[Begin]

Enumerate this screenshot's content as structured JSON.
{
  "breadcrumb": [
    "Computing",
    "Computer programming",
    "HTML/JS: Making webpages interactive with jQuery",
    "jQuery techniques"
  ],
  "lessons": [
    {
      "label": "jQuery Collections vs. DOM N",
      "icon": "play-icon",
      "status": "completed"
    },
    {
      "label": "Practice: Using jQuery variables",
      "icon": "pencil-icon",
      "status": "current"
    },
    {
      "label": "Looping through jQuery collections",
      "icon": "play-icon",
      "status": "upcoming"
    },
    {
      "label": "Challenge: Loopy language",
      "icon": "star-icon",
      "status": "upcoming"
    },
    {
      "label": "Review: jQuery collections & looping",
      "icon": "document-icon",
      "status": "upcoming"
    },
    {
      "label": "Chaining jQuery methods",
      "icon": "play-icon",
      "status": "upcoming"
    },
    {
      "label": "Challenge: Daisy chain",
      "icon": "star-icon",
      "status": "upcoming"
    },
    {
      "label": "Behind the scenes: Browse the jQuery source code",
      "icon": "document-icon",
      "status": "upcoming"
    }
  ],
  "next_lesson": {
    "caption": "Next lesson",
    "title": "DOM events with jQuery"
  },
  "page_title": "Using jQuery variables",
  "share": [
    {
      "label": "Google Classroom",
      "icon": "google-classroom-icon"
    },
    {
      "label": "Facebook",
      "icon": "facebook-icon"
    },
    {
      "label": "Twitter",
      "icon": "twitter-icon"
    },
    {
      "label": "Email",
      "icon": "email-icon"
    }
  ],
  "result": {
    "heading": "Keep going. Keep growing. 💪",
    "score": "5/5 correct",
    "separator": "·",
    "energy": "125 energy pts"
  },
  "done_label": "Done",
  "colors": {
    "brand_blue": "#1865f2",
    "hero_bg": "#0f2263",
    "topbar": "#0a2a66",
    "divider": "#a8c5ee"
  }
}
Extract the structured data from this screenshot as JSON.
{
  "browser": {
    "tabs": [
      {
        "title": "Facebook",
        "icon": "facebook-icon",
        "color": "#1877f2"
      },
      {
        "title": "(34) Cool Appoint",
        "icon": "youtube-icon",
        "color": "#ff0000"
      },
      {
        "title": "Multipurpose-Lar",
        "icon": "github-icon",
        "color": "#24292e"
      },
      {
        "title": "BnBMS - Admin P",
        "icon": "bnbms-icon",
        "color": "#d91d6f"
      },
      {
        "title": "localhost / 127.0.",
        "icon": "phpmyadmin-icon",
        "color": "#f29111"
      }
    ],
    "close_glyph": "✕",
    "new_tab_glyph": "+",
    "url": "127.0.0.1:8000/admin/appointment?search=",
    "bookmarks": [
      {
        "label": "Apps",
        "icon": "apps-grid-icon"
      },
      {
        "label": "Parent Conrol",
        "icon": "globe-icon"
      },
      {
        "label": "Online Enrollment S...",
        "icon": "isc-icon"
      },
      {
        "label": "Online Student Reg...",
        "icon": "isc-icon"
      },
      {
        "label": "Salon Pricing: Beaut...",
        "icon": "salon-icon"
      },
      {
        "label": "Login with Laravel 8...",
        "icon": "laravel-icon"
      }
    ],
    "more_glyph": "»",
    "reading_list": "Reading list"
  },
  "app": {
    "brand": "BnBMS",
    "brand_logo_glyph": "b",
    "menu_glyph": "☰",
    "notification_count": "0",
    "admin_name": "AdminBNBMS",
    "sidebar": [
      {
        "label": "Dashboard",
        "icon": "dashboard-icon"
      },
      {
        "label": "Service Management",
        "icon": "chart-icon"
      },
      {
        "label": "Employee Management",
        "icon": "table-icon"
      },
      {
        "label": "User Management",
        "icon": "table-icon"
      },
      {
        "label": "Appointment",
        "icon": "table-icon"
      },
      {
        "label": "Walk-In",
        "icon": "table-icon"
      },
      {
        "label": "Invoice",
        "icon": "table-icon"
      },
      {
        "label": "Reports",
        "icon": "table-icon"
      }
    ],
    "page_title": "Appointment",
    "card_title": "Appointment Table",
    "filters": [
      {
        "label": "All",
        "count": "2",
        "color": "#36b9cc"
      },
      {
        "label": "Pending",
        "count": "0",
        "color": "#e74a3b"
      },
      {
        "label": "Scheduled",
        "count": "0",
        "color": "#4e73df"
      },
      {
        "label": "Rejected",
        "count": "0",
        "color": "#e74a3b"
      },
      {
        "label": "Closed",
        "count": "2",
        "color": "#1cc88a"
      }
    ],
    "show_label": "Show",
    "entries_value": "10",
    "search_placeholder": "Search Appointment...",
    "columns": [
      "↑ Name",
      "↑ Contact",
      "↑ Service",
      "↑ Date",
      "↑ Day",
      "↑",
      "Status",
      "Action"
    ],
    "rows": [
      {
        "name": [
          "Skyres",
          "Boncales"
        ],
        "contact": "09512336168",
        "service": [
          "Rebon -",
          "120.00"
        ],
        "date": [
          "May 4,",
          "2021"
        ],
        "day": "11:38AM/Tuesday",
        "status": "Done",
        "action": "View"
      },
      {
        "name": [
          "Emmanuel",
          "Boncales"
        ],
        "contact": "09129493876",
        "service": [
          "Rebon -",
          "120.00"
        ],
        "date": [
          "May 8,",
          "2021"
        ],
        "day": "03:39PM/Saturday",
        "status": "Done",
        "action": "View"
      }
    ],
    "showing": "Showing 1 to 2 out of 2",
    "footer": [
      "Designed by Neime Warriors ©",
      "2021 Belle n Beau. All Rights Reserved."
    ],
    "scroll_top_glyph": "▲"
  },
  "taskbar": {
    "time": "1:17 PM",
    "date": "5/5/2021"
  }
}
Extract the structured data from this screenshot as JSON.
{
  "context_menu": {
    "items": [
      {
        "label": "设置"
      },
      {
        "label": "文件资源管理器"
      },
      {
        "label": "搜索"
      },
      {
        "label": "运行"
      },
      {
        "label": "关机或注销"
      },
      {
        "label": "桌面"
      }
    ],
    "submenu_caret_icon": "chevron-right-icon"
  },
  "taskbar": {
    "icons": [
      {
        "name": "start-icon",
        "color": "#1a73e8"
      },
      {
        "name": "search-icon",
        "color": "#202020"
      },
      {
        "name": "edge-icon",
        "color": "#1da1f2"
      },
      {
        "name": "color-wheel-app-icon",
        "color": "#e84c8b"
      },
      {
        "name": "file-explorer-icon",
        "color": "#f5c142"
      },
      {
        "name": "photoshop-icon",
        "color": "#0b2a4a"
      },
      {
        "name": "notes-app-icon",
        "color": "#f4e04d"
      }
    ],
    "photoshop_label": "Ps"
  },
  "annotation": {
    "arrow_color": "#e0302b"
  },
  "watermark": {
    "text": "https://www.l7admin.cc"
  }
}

[End]

-- Exercise task --
Write out the material from the first line to the last, exactly.

-- The result --
Enumerate this screenshot's content as structured JSON.
{
  "breadcrumb": [
    "Computing",
    "Computer programming",
    "HTML/JS: Making webpages interactive with jQuery",
    "jQuery techniques"
  ],
  "lessons": [
    {
      "label": "jQuery Collections vs. DOM N",
      "icon": "play-icon",
      "status": "completed"
    },
    {
      "label": "Practice: Using jQuery variables",
      "icon": "pencil-icon",
      "status": "current"
    },
    {
      "label": "Looping through jQuery collections",
      "icon": "play-icon",
      "status": "upcoming"
    },
    {
      "label": "Challenge: Loopy language",
      "icon": "star-icon",
      "status": "upcoming"
    },
    {
      "label": "Review: jQuery collections & looping",
      "icon": "document-icon",
      "status": "upcoming"
    },
    {
      "label": "Chaining jQuery methods",
      "icon": "play-icon",
      "status": "upcoming"
    },
    {
      "label": "Challenge: Daisy chain",
      "icon": "star-icon",
      "status": "upcoming"
    },
    {
      "label": "Behind the scenes: Browse the jQuery source code",
      "icon": "document-icon",
      "status": "upcoming"
    }
  ],
  "next_lesson": {
    "caption": "Next lesson",
    "title": "DOM events with jQuery"
  },
  "page_title": "Using jQuery variables",
  "share": [
    {
      "label": "Google Classroom",
      "icon": "google-classroom-icon"
    },
    {
      "label": "Facebook",
      "icon": "facebook-icon"
    },
    {
      "label": "Twitter",
      "icon": "twitter-icon"
    },
    {
      "label": "Email",
      "icon": "email-icon"
    }
  ],
  "result": {
    "heading": "Keep going. Keep growing. 💪",
    "score": "5/5 correct",
    "separator": "·",
    "energy": "125 energy pts"
  },
  "done_label": "Done",
  "colors": {
    "brand_blue": "#1865f2",
    "hero_bg": "#0f2263",
    "topbar": "#0a2a66",
    "divider": "#a8c5ee"
  }
}
Extract the structured data from this screenshot as JSON.
{
  "browser": {
    "tabs": [
      {
        "title": "Facebook",
        "icon": "facebook-icon",
        "color": "#1877f2"
      },
      {
        "title": "(34) Cool Appoint",
        "icon": "youtube-icon",
        "color": "#ff0000"
      },
      {
        "title": "Multipurpose-Lar",
        "icon": "github-icon",
        "color": "#24292e"
      },
      {
        "title": "BnBMS - Admin P",
        "icon": "bnbms-icon",
        "color": "#d91d6f"
      },
      {
        "title": "localhost / 127.0.",
        "icon": "phpmyadmin-icon",
        "color": "#f29111"
      }
    ],
    "close_glyph": "✕",
    "new_tab_glyph": "+",
    "url": "127.0.0.1:8000/admin/appointment?search=",
    "bookmarks": [
      {
        "label": "Apps",
        "icon": "apps-grid-icon"
      },
      {
        "label": "Parent Conrol",
        "icon": "globe-icon"
      },
      {
        "label": "Online Enrollment S...",
        "icon": "isc-icon"
      },
      {
        "label": "Online Student Reg...",
        "icon": "isc-icon"
      },
      {
        "label": "Salon Pricing: Beaut...",
        "icon": "salon-icon"
      },
      {
        "label": "Login with Laravel 8...",
        "icon": "laravel-icon"
      }
    ],
    "more_glyph": "»",
    "reading_list": "Reading list"
  },
  "app": {
    "brand": "BnBMS",
    "brand_logo_glyph": "b",
    "menu_glyph": "☰",
    "notification_count": "0",
    "admin_name": "AdminBNBMS",
    "sidebar": [
      {
        "label": "Dashboard",
        "icon": "dashboard-icon"
      },
      {
        "label": "Service Management",
        "icon": "chart-icon"
      },
      {
        "label": "Employee Management",
        "icon": "table-icon"
      },
      {
        "label": "User Management",
        "icon": "table-icon"
      },
      {
        "label": "Appointment",
        "icon": "table-icon"
      },
      {
        "label": "Walk-In",
        "icon": "table-icon"
      },
      {
        "label": "Invoice",
        "icon": "table-icon"
      },
      {
        "label": "Reports",
        "icon": "table-icon"
      }
    ],
    "page_title": "Appointment",
    "card_title": "Appointment Table",
    "filters": [
      {
        "label": "All",
        "count": "2",
        "color": "#36b9cc"
      },
      {
        "label": "Pending",
        "count": "0",
        "color": "#e74a3b"
      },
      {
        "label": "Scheduled",
        "count": "0",
        "color": "#4e73df"
      },
      {
        "label": "Rejected",
        "count": "0",
        "color": "#e74a3b"
      },
      {
        "label": "Closed",
        "count": "2",
        "color": "#1cc88a"
      }
    ],
    "show_label": "Show",
    "entries_value": "10",
    "search_placeholder": "Search Appointment...",
    "columns": [
      "↑ Name",
      "↑ Contact",
      "↑ Service",
      "↑ Date",
      "↑ Day",
      "↑",
      "Status",
      "Action"
    ],
    "rows": [
      {
        "name": [
          "Skyres",
          "Boncales"
        ],
        "contact": "09512336168",
        "service": [
          "Rebon -",
          "120.00"
        ],
        "date": [
          "May 4,",
          "2021"
        ],
        "day": "11:38AM/Tuesday",
        "status": "Done",
        "action": "View"
      },
      {
        "name": [
          "Emmanuel",
          "Boncales"
        ],
        "contact": "09129493876",
        "service": [
          "Rebon -",
          "120.00"
        ],
        "date": [
          "May 8,",
          "2021"
        ],
        "day": "03:39PM/Saturday",
        "status": "Done",
        "action": "View"
      }
    ],
    "showing": "Showing 1 to 2 out of 2",
    "footer": [
      "Designed by Neime Warriors ©",
      "2021 Belle n Beau. All Rights Reserved."
    ],
    "scroll_top_glyph": "▲"
  },
  "taskbar": {
    "time": "1:17 PM",
    "date": "5/5/2021"
  }
}
Extract the structured data from this screenshot as JSON.
{
  "context_menu": {
    "items": [
      {
        "label": "设置"
      },
      {
        "label": "文件资源管理器"
      },
      {
        "label": "搜索"
      },
      {
        "label": "运行"
      },
      {
        "label": "关机或注销"
      },
      {
        "label": "桌面"
      }
    ],
    "submenu_caret_icon": "chevron-right-icon"
  },
  "taskbar": {
    "icons": [
      {
        "name": "start-icon",
        "color": "#1a73e8"
      },
      {
        "name": "search-icon",
        "color": "#202020"
      },
      {
        "name": "edge-icon",
        "color": "#1da1f2"
      },
      {
        "name": "color-wheel-app-icon",
        "color": "#e84c8b"
      },
      {
        "name": "file-explorer-icon",
        "color": "#f5c142"
      },
      {
        "name": "photoshop-icon",
        "color": "#0b2a4a"
      },
      {
        "name": "notes-app-icon",
        "color": "#f4e04d"
      }
    ],
    "photoshop_label": "Ps"
  },
  "annotation": {
    "arrow_color": "#e0302b"
  },
  "watermark": {
    "text": "https://www.l7admin.cc"
  }
}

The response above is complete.